The entries below contain pictures. Retype everything except those pictures, exactly as given.
## Start STORED RECORDS
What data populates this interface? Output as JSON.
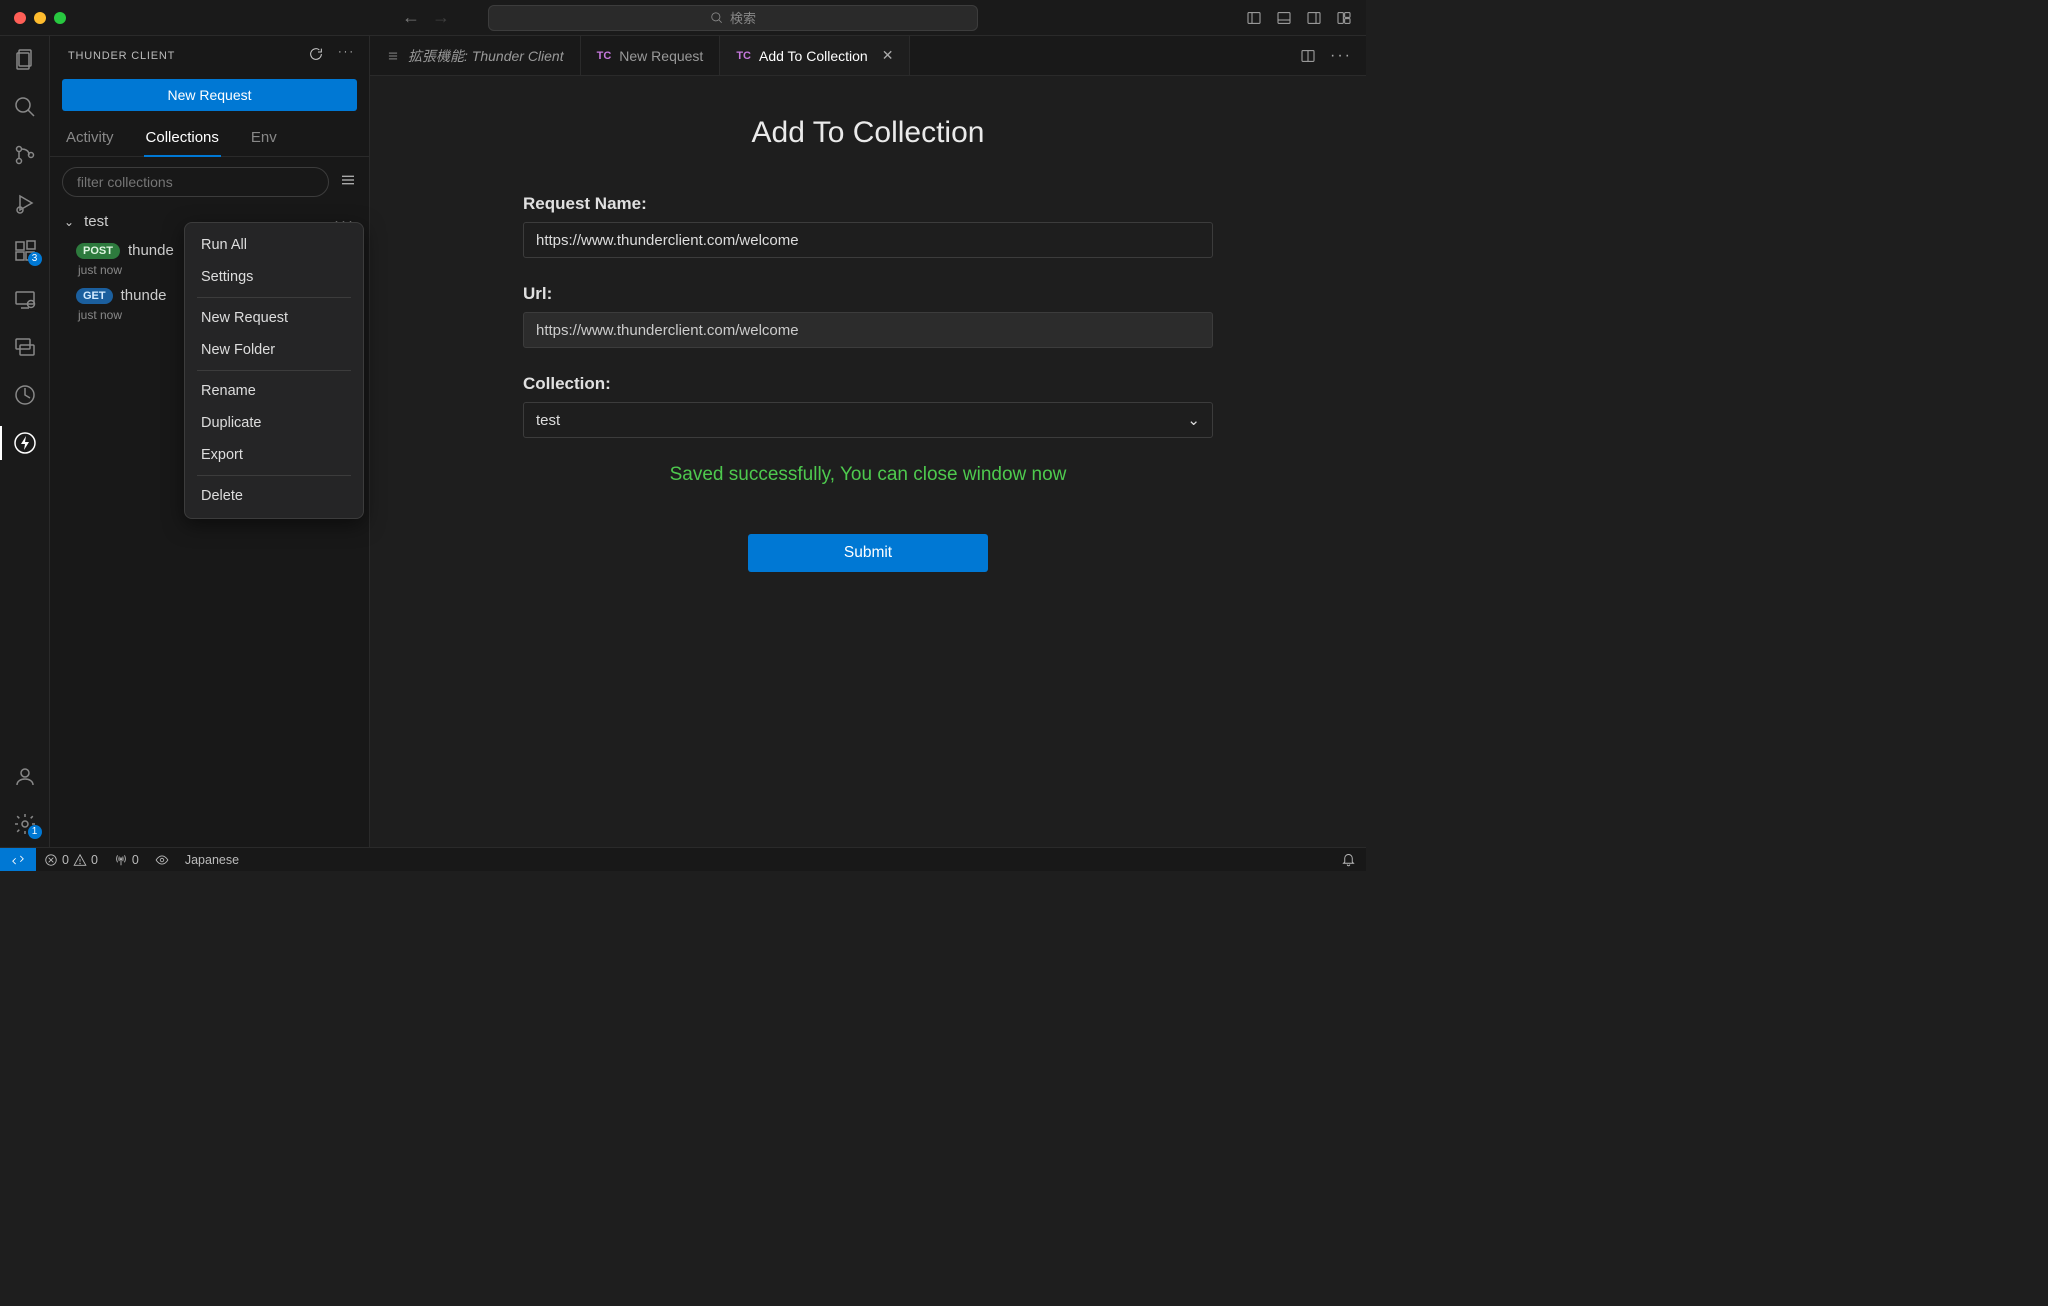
{
  "titlebar": {
    "search_placeholder": "検索"
  },
  "activitybar": {
    "badge_extensions": "3",
    "badge_settings": "1"
  },
  "sidepanel": {
    "title": "THUNDER CLIENT",
    "new_request_label": "New Request",
    "subtabs": {
      "activity": "Activity",
      "collections": "Collections",
      "env": "Env"
    },
    "filter_placeholder": "filter collections",
    "collection_name": "test",
    "requests": [
      {
        "method": "POST",
        "name": "thunde",
        "time": "just now"
      },
      {
        "method": "GET",
        "name": "thunde",
        "time": "just now"
      }
    ]
  },
  "context_menu": {
    "run_all": "Run All",
    "settings": "Settings",
    "new_request": "New Request",
    "new_folder": "New Folder",
    "rename": "Rename",
    "duplicate": "Duplicate",
    "export": "Export",
    "delete": "Delete"
  },
  "tabs": {
    "ext_label": "拡張機能: Thunder Client",
    "newreq_label": "New Request",
    "addcoll_label": "Add To Collection",
    "tc_badge": "TC"
  },
  "form": {
    "heading": "Add To Collection",
    "request_name_label": "Request Name:",
    "request_name_value": "https://www.thunderclient.com/welcome",
    "url_label": "Url:",
    "url_value": "https://www.thunderclient.com/welcome",
    "collection_label": "Collection:",
    "collection_value": "test",
    "saved_message": "Saved successfully, You can close window now",
    "submit_label": "Submit"
  },
  "statusbar": {
    "errors": "0",
    "warnings": "0",
    "ports": "0",
    "language": "Japanese"
  }
}
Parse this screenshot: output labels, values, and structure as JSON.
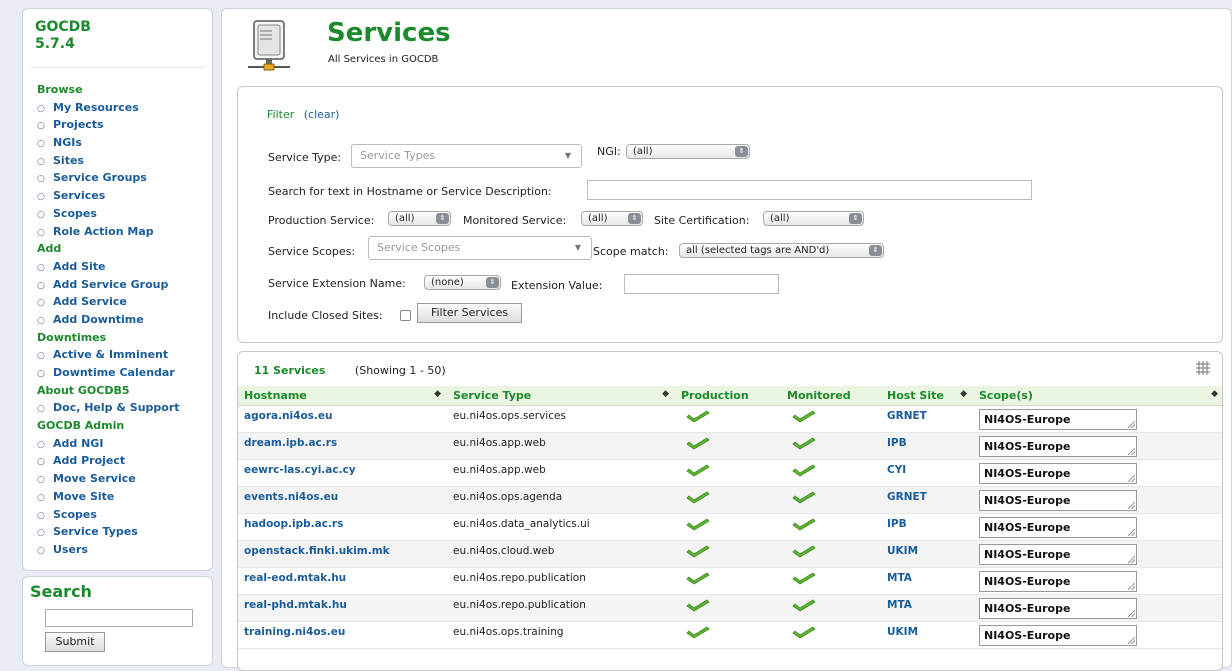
{
  "app": {
    "name_line1": "GOCDB",
    "name_line2": "5.7.4"
  },
  "sidebar": {
    "sections": [
      {
        "heading": "Browse",
        "items": [
          "My Resources",
          "Projects",
          "NGIs",
          "Sites",
          "Service Groups",
          "Services",
          "Scopes",
          "Role Action Map"
        ]
      },
      {
        "heading": "Add",
        "items": [
          "Add Site",
          "Add Service Group",
          "Add Service",
          "Add Downtime"
        ]
      },
      {
        "heading": "Downtimes",
        "items": [
          "Active & Imminent",
          "Downtime Calendar"
        ]
      },
      {
        "heading": "About GOCDB5",
        "items": [
          "Doc, Help & Support"
        ]
      },
      {
        "heading": "GOCDB Admin",
        "items": [
          "Add NGI",
          "Add Project",
          "Move Service",
          "Move Site",
          "Scopes",
          "Service Types",
          "Users"
        ]
      }
    ]
  },
  "search": {
    "title": "Search",
    "value": "",
    "submit_label": "Submit"
  },
  "page": {
    "title": "Services",
    "subtitle": "All Services in GOCDB",
    "icon": "server-icon"
  },
  "filter": {
    "title": "Filter",
    "clear_label": "(clear)",
    "service_type_label": "Service Type:",
    "service_type_placeholder": "Service Types",
    "ngi_label": "NGI:",
    "ngi_value": "(all)",
    "search_text_label": "Search for text in Hostname or Service Description:",
    "search_text_value": "",
    "production_label": "Production Service:",
    "production_value": "(all)",
    "monitored_label": "Monitored Service:",
    "monitored_value": "(all)",
    "certification_label": "Site Certification:",
    "certification_value": "(all)",
    "scopes_label": "Service Scopes:",
    "scopes_placeholder": "Service Scopes",
    "scope_match_label": "Scope match:",
    "scope_match_value": "all (selected tags are AND'd)",
    "extension_name_label": "Service Extension Name:",
    "extension_name_value": "(none)",
    "extension_value_label": "Extension Value:",
    "extension_value": "",
    "include_closed_label": "Include Closed Sites:",
    "include_closed_checked": false,
    "filter_button_label": "Filter Services"
  },
  "results": {
    "count_label": "11 Services",
    "showing_label": "(Showing 1 - 50)",
    "columns": [
      "Hostname",
      "Service Type",
      "Production",
      "Monitored",
      "Host Site",
      "Scope(s)"
    ],
    "rows": [
      {
        "hostname": "agora.ni4os.eu",
        "service_type": "eu.ni4os.ops.services",
        "production": true,
        "monitored": true,
        "site": "GRNET",
        "scope": "NI4OS-Europe"
      },
      {
        "hostname": "dream.ipb.ac.rs",
        "service_type": "eu.ni4os.app.web",
        "production": true,
        "monitored": true,
        "site": "IPB",
        "scope": "NI4OS-Europe"
      },
      {
        "hostname": "eewrc-las.cyi.ac.cy",
        "service_type": "eu.ni4os.app.web",
        "production": true,
        "monitored": true,
        "site": "CYI",
        "scope": "NI4OS-Europe"
      },
      {
        "hostname": "events.ni4os.eu",
        "service_type": "eu.ni4os.ops.agenda",
        "production": true,
        "monitored": true,
        "site": "GRNET",
        "scope": "NI4OS-Europe"
      },
      {
        "hostname": "hadoop.ipb.ac.rs",
        "service_type": "eu.ni4os.data_analytics.ui",
        "production": true,
        "monitored": true,
        "site": "IPB",
        "scope": "NI4OS-Europe"
      },
      {
        "hostname": "openstack.finki.ukim.mk",
        "service_type": "eu.ni4os.cloud.web",
        "production": true,
        "monitored": true,
        "site": "UKIM",
        "scope": "NI4OS-Europe"
      },
      {
        "hostname": "real-eod.mtak.hu",
        "service_type": "eu.ni4os.repo.publication",
        "production": true,
        "monitored": true,
        "site": "MTA",
        "scope": "NI4OS-Europe"
      },
      {
        "hostname": "real-phd.mtak.hu",
        "service_type": "eu.ni4os.repo.publication",
        "production": true,
        "monitored": true,
        "site": "MTA",
        "scope": "NI4OS-Europe"
      },
      {
        "hostname": "training.ni4os.eu",
        "service_type": "eu.ni4os.ops.training",
        "production": true,
        "monitored": true,
        "site": "UKIM",
        "scope": "NI4OS-Europe"
      }
    ]
  },
  "colors": {
    "brand_green": "#1a8a2a",
    "link_blue": "#1a5c99",
    "header_bg": "#e9f4e1",
    "check_green": "#5cb531"
  }
}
## End STORED RECORDS
**TASK SOLUTION:**
What data populates this interface? Output as JSON.
{
  "titlebar": {
    "search_placeholder": "検索"
  },
  "activitybar": {
    "badge_extensions": "3",
    "badge_settings": "1"
  },
  "sidepanel": {
    "title": "THUNDER CLIENT",
    "new_request_label": "New Request",
    "subtabs": {
      "activity": "Activity",
      "collections": "Collections",
      "env": "Env"
    },
    "filter_placeholder": "filter collections",
    "collection_name": "test",
    "requests": [
      {
        "method": "POST",
        "name": "thunde",
        "time": "just now"
      },
      {
        "method": "GET",
        "name": "thunde",
        "time": "just now"
      }
    ]
  },
  "context_menu": {
    "run_all": "Run All",
    "settings": "Settings",
    "new_request": "New Request",
    "new_folder": "New Folder",
    "rename": "Rename",
    "duplicate": "Duplicate",
    "export": "Export",
    "delete": "Delete"
  },
  "tabs": {
    "ext_label": "拡張機能: Thunder Client",
    "newreq_label": "New Request",
    "addcoll_label": "Add To Collection",
    "tc_badge": "TC"
  },
  "form": {
    "heading": "Add To Collection",
    "request_name_label": "Request Name:",
    "request_name_value": "https://www.thunderclient.com/welcome",
    "url_label": "Url:",
    "url_value": "https://www.thunderclient.com/welcome",
    "collection_label": "Collection:",
    "collection_value": "test",
    "saved_message": "Saved successfully, You can close window now",
    "submit_label": "Submit"
  },
  "statusbar": {
    "errors": "0",
    "warnings": "0",
    "ports": "0",
    "language": "Japanese"
  }
}
Parse this screenshot: output labels, values, and structure as JSON.
{
  "app": {
    "name_line1": "GOCDB",
    "name_line2": "5.7.4"
  },
  "sidebar": {
    "sections": [
      {
        "heading": "Browse",
        "items": [
          "My Resources",
          "Projects",
          "NGIs",
          "Sites",
          "Service Groups",
          "Services",
          "Scopes",
          "Role Action Map"
        ]
      },
      {
        "heading": "Add",
        "items": [
          "Add Site",
          "Add Service Group",
          "Add Service",
          "Add Downtime"
        ]
      },
      {
        "heading": "Downtimes",
        "items": [
          "Active & Imminent",
          "Downtime Calendar"
        ]
      },
      {
        "heading": "About GOCDB5",
        "items": [
          "Doc, Help & Support"
        ]
      },
      {
        "heading": "GOCDB Admin",
        "items": [
          "Add NGI",
          "Add Project",
          "Move Service",
          "Move Site",
          "Scopes",
          "Service Types",
          "Users"
        ]
      }
    ]
  },
  "search": {
    "title": "Search",
    "value": "",
    "submit_label": "Submit"
  },
  "page": {
    "title": "Services",
    "subtitle": "All Services in GOCDB",
    "icon": "server-icon"
  },
  "filter": {
    "title": "Filter",
    "clear_label": "(clear)",
    "service_type_label": "Service Type:",
    "service_type_placeholder": "Service Types",
    "ngi_label": "NGI:",
    "ngi_value": "(all)",
    "search_text_label": "Search for text in Hostname or Service Description:",
    "search_text_value": "",
    "production_label": "Production Service:",
    "production_value": "(all)",
    "monitored_label": "Monitored Service:",
    "monitored_value": "(all)",
    "certification_label": "Site Certification:",
    "certification_value": "(all)",
    "scopes_label": "Service Scopes:",
    "scopes_placeholder": "Service Scopes",
    "scope_match_label": "Scope match:",
    "scope_match_value": "all (selected tags are AND'd)",
    "extension_name_label": "Service Extension Name:",
    "extension_name_value": "(none)",
    "extension_value_label": "Extension Value:",
    "extension_value": "",
    "include_closed_label": "Include Closed Sites:",
    "include_closed_checked": false,
    "filter_button_label": "Filter Services"
  },
  "results": {
    "count_label": "11 Services",
    "showing_label": "(Showing 1 - 50)",
    "columns": [
      "Hostname",
      "Service Type",
      "Production",
      "Monitored",
      "Host Site",
      "Scope(s)"
    ],
    "rows": [
      {
        "hostname": "agora.ni4os.eu",
        "service_type": "eu.ni4os.ops.services",
        "production": true,
        "monitored": true,
        "site": "GRNET",
        "scope": "NI4OS-Europe"
      },
      {
        "hostname": "dream.ipb.ac.rs",
        "service_type": "eu.ni4os.app.web",
        "production": true,
        "monitored": true,
        "site": "IPB",
        "scope": "NI4OS-Europe"
      },
      {
        "hostname": "eewrc-las.cyi.ac.cy",
        "service_type": "eu.ni4os.app.web",
        "production": true,
        "monitored": true,
        "site": "CYI",
        "scope": "NI4OS-Europe"
      },
      {
        "hostname": "events.ni4os.eu",
        "service_type": "eu.ni4os.ops.agenda",
        "production": true,
        "monitored": true,
        "site": "GRNET",
        "scope": "NI4OS-Europe"
      },
      {
        "hostname": "hadoop.ipb.ac.rs",
        "service_type": "eu.ni4os.data_analytics.ui",
        "production": true,
        "monitored": true,
        "site": "IPB",
        "scope": "NI4OS-Europe"
      },
      {
        "hostname": "openstack.finki.ukim.mk",
        "service_type": "eu.ni4os.cloud.web",
        "production": true,
        "monitored": true,
        "site": "UKIM",
        "scope": "NI4OS-Europe"
      },
      {
        "hostname": "real-eod.mtak.hu",
        "service_type": "eu.ni4os.repo.publication",
        "production": true,
        "monitored": true,
        "site": "MTA",
        "scope": "NI4OS-Europe"
      },
      {
        "hostname": "real-phd.mtak.hu",
        "service_type": "eu.ni4os.repo.publication",
        "production": true,
        "monitored": true,
        "site": "MTA",
        "scope": "NI4OS-Europe"
      },
      {
        "hostname": "training.ni4os.eu",
        "service_type": "eu.ni4os.ops.training",
        "production": true,
        "monitored": true,
        "site": "UKIM",
        "scope": "NI4OS-Europe"
      }
    ]
  },
  "colors": {
    "brand_green": "#1a8a2a",
    "link_blue": "#1a5c99",
    "header_bg": "#e9f4e1",
    "check_green": "#5cb531"
  }
}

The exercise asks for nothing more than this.